▸ Do this: Leave the pictures out. Return all other data exactly.

▸ Data listing:
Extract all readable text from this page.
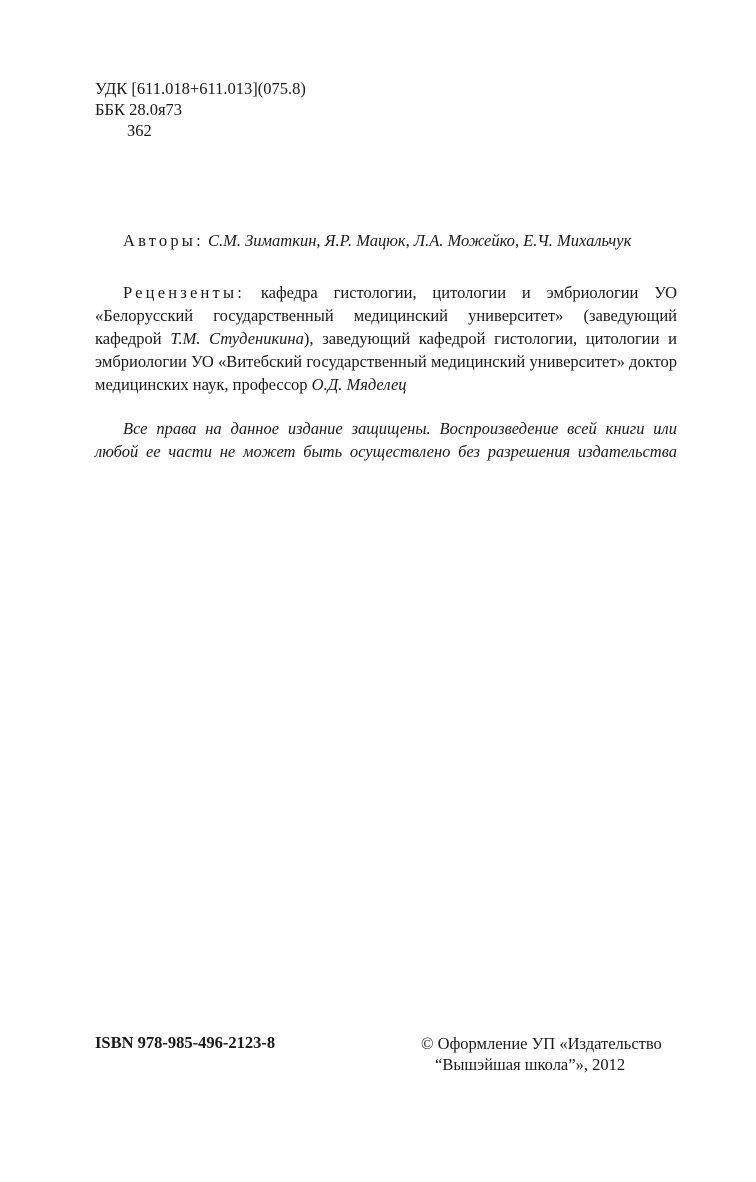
УДК [611.018+611.013](075.8)
ББК 28.0я73
З62
Авторы: С.М. Зиматкин, Я.Р. Мацюк, Л.А. Можейко, Е.Ч. Михальчук
Рецензенты: кафедра гистологии, цитологии и эмбриологии УО «Белорусский государственный медицинский университет» (заведующий кафедрой Т.М. Студеникина), заведующий кафедрой гистологии, цитологии и эмбриологии УО «Витебский государственный медицинский университет» доктор медицинских наук, профессор О.Д. Мяделец
Все права на данное издание защищены. Воспроизведение всей книги или
любой ее части не может быть осуществлено без разрешения издательства
ISBN 978-985-496-2123-8	© Оформление УП «Издательство
“Вышэйшая школа”», 2012
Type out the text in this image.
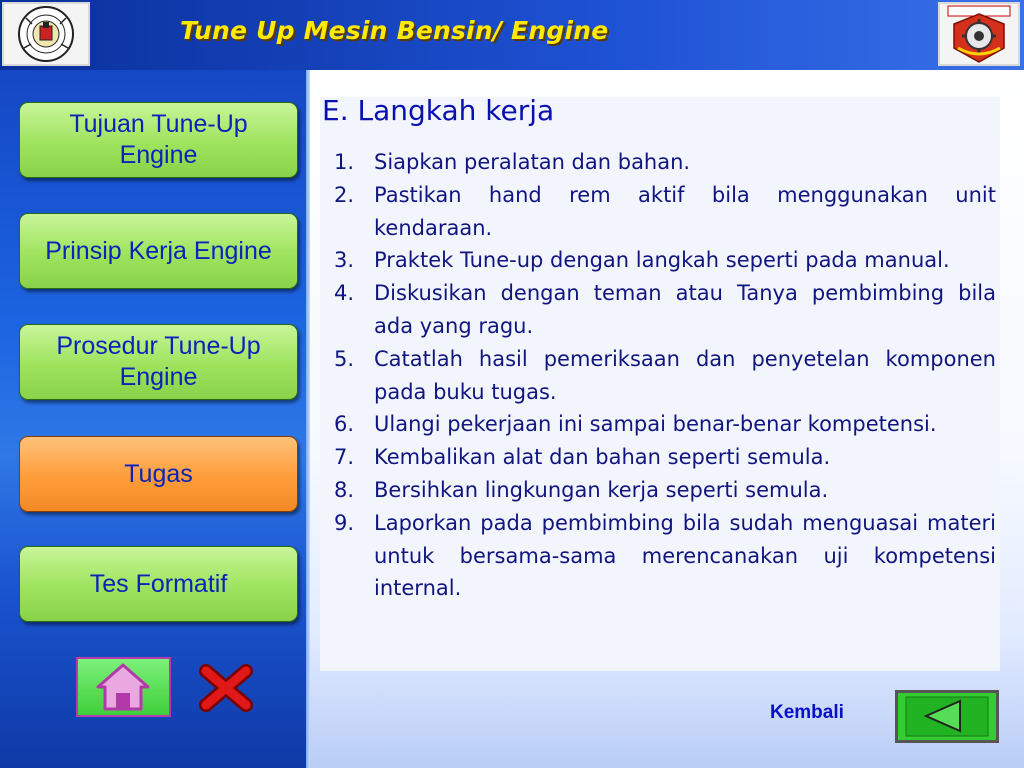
Tune Up Mesin Bensin/ Engine
Tujuan Tune-Up Engine
Prinsip Kerja Engine
Prosedur Tune-Up Engine
Tugas
Tes Formatif
E. Langkah kerja
1. Siapkan peralatan dan bahan.
2. Pastikan hand rem aktif bila menggunakan unit kendaraan.
3. Praktek Tune-up dengan langkah seperti pada manual.
4. Diskusikan dengan teman atau Tanya pembimbing bila ada yang ragu.
5. Catatlah hasil pemeriksaan dan penyetelan komponen pada buku tugas.
6. Ulangi pekerjaan ini sampai benar-benar kompetensi.
7. Kembalikan alat dan bahan seperti semula.
8. Bersihkan lingkungan kerja seperti semula.
9. Laporkan pada pembimbing bila sudah menguasai materi untuk bersama-sama merencanakan uji kompetensi internal.
Kembali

▸ Expected answer:
Extract all readable text from this page.
УДК [611.018+611.013](075.8)
ББК 28.0я73
З62
Авторы: С.М. Зиматкин, Я.Р. Мацюк, Л.А. Можейко, Е.Ч. Михальчук
Рецензенты: кафедра гистологии, цитологии и эмбриологии УО «Белорусский государственный медицинский университет» (заведующий кафедрой Т.М. Студеникина), заведующий кафедрой гистологии, цитологии и эмбриологии УО «Витебский государственный медицинский университет» доктор медицинских наук, профессор О.Д. Мяделец
Все права на данное издание защищены. Воспроизведение всей книги или
любой ее части не может быть осуществлено без разрешения издательства
ISBN 978-985-496-2123-8	© Оформление УП «Издательство
“Вышэйшая школа”», 2012
Type out the text in this image.
Tune Up Mesin Bensin/ Engine
Tujuan Tune-Up Engine
Prinsip Kerja Engine
Prosedur Tune-Up Engine
Tugas
Tes Formatif
E. Langkah kerja
1. Siapkan peralatan dan bahan.
2. Pastikan hand rem aktif bila menggunakan unit kendaraan.
3. Praktek Tune-up dengan langkah seperti pada manual.
4. Diskusikan dengan teman atau Tanya pembimbing bila ada yang ragu.
5. Catatlah hasil pemeriksaan dan penyetelan komponen pada buku tugas.
6. Ulangi pekerjaan ini sampai benar-benar kompetensi.
7. Kembalikan alat dan bahan seperti semula.
8. Bersihkan lingkungan kerja seperti semula.
9. Laporkan pada pembimbing bila sudah menguasai materi untuk bersama-sama merencanakan uji kompetensi internal.
Kembali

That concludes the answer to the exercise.